SHORT PROBLEM: Count the lines below that contain the string "thumbnail", and reply with only that number.
· · ·
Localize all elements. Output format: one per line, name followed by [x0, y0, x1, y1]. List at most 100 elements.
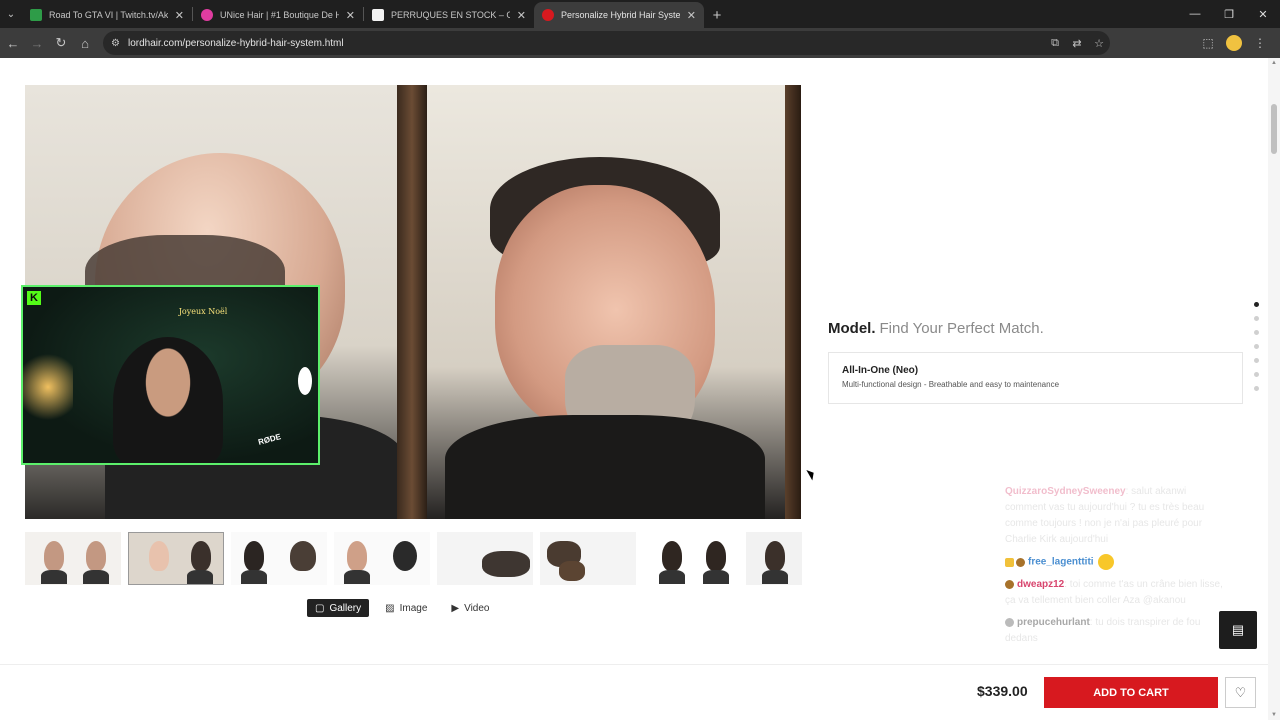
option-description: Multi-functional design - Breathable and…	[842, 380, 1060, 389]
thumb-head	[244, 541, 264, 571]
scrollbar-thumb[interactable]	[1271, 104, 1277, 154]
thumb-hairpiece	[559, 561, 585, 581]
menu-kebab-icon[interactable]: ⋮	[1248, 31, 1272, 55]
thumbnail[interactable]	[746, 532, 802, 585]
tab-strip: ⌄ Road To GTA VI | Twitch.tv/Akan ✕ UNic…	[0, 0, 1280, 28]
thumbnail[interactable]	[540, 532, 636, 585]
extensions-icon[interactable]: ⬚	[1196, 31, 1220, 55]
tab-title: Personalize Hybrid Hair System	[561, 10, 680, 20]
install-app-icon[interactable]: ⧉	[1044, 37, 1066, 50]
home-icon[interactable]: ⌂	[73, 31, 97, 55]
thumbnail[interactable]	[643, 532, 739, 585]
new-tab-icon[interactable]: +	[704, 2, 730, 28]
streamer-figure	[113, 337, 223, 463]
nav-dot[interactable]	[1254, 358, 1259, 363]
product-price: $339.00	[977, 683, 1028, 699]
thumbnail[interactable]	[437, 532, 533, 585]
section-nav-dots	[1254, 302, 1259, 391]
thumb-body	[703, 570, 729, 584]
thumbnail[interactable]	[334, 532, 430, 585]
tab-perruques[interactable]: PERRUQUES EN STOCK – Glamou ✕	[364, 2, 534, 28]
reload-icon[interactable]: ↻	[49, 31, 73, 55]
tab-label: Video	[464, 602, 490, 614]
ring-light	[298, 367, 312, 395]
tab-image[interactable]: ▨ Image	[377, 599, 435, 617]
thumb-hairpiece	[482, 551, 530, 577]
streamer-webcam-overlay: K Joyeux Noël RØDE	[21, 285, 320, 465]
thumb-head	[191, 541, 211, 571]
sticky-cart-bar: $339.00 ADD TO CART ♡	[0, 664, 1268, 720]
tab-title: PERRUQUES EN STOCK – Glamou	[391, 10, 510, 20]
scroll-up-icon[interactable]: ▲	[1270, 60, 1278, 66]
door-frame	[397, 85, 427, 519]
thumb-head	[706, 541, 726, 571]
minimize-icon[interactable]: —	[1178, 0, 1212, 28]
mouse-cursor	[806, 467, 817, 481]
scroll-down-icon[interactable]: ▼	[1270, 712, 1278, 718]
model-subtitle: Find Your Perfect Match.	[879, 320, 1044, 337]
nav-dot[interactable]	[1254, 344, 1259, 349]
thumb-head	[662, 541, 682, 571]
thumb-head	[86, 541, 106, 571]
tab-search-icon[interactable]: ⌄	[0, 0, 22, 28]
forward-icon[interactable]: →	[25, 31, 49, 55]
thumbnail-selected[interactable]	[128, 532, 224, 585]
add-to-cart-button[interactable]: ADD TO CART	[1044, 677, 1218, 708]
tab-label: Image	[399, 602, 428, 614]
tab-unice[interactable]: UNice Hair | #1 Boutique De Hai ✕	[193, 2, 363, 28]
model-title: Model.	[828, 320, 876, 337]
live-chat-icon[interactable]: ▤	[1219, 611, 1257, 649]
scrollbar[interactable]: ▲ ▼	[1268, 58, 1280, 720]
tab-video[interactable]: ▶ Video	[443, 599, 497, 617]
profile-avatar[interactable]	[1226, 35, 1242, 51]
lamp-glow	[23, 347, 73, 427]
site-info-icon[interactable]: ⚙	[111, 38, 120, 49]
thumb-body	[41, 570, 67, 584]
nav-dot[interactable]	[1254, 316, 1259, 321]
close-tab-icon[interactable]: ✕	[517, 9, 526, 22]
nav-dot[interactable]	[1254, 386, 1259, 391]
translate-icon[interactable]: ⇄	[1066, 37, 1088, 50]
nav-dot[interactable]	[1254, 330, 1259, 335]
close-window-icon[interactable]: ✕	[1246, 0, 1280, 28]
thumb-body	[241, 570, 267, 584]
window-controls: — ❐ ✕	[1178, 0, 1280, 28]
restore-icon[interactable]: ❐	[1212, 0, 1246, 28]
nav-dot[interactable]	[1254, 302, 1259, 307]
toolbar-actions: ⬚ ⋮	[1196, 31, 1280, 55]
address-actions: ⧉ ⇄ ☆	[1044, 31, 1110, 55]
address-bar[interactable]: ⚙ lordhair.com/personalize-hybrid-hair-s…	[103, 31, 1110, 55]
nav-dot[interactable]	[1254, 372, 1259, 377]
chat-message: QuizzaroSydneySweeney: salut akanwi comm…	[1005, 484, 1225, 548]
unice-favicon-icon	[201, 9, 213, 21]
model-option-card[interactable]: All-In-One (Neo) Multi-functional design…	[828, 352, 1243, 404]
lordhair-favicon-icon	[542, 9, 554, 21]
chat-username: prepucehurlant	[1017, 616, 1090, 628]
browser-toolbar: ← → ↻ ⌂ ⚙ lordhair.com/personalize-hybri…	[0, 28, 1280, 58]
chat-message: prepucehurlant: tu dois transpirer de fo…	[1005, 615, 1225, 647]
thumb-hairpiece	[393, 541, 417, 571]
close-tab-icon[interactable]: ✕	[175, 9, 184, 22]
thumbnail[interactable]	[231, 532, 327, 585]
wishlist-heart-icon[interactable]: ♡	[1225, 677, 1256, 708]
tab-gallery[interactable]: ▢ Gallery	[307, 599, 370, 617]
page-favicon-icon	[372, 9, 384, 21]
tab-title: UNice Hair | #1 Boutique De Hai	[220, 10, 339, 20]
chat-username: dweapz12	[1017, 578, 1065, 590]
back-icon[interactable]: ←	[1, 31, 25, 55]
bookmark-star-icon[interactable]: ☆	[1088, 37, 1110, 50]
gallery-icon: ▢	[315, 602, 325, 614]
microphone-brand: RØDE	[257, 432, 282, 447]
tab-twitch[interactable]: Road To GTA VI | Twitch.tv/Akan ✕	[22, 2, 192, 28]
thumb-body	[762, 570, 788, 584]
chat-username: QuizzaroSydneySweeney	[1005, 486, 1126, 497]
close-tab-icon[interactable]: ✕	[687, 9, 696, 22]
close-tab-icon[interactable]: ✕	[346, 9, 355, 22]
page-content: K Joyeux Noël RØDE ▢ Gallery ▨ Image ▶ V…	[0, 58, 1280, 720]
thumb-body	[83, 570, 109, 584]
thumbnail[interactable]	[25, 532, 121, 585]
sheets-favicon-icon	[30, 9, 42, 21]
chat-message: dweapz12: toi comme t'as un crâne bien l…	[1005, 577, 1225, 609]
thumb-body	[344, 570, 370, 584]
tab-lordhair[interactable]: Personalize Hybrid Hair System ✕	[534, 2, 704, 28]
· · ·
PROBLEM SOLUTION: 8